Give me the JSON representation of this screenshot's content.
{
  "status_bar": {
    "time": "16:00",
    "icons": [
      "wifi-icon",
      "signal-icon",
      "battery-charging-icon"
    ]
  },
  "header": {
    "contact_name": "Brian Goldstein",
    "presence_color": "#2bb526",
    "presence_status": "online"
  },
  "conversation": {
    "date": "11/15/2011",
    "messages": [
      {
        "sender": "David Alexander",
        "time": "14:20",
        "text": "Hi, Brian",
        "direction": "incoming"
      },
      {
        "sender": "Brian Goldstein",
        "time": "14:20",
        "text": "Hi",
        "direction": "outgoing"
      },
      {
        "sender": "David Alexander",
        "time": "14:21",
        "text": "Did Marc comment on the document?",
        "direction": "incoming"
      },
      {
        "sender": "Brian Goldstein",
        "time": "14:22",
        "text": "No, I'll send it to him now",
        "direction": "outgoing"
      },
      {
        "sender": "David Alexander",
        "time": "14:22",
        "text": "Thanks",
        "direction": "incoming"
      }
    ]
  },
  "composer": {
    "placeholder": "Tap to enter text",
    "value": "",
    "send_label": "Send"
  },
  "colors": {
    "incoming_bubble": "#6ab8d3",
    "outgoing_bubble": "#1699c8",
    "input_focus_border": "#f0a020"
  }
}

> **Instructions to follow**: Each of the records should be retyped exactly.

> **Correct result**:
Give me the JSON representation of this screenshot's content.
{
  "status_bar": {
    "time": "16:00",
    "icons": [
      "wifi-icon",
      "signal-icon",
      "battery-charging-icon"
    ]
  },
  "header": {
    "contact_name": "Brian Goldstein",
    "presence_color": "#2bb526",
    "presence_status": "online"
  },
  "conversation": {
    "date": "11/15/2011",
    "messages": [
      {
        "sender": "David Alexander",
        "time": "14:20",
        "text": "Hi, Brian",
        "direction": "incoming"
      },
      {
        "sender": "Brian Goldstein",
        "time": "14:20",
        "text": "Hi",
        "direction": "outgoing"
      },
      {
        "sender": "David Alexander",
        "time": "14:21",
        "text": "Did Marc comment on the document?",
        "direction": "incoming"
      },
      {
        "sender": "Brian Goldstein",
        "time": "14:22",
        "text": "No, I'll send it to him now",
        "direction": "outgoing"
      },
      {
        "sender": "David Alexander",
        "time": "14:22",
        "text": "Thanks",
        "direction": "incoming"
      }
    ]
  },
  "composer": {
    "placeholder": "Tap to enter text",
    "value": "",
    "send_label": "Send"
  },
  "colors": {
    "incoming_bubble": "#6ab8d3",
    "outgoing_bubble": "#1699c8",
    "input_focus_border": "#f0a020"
  }
}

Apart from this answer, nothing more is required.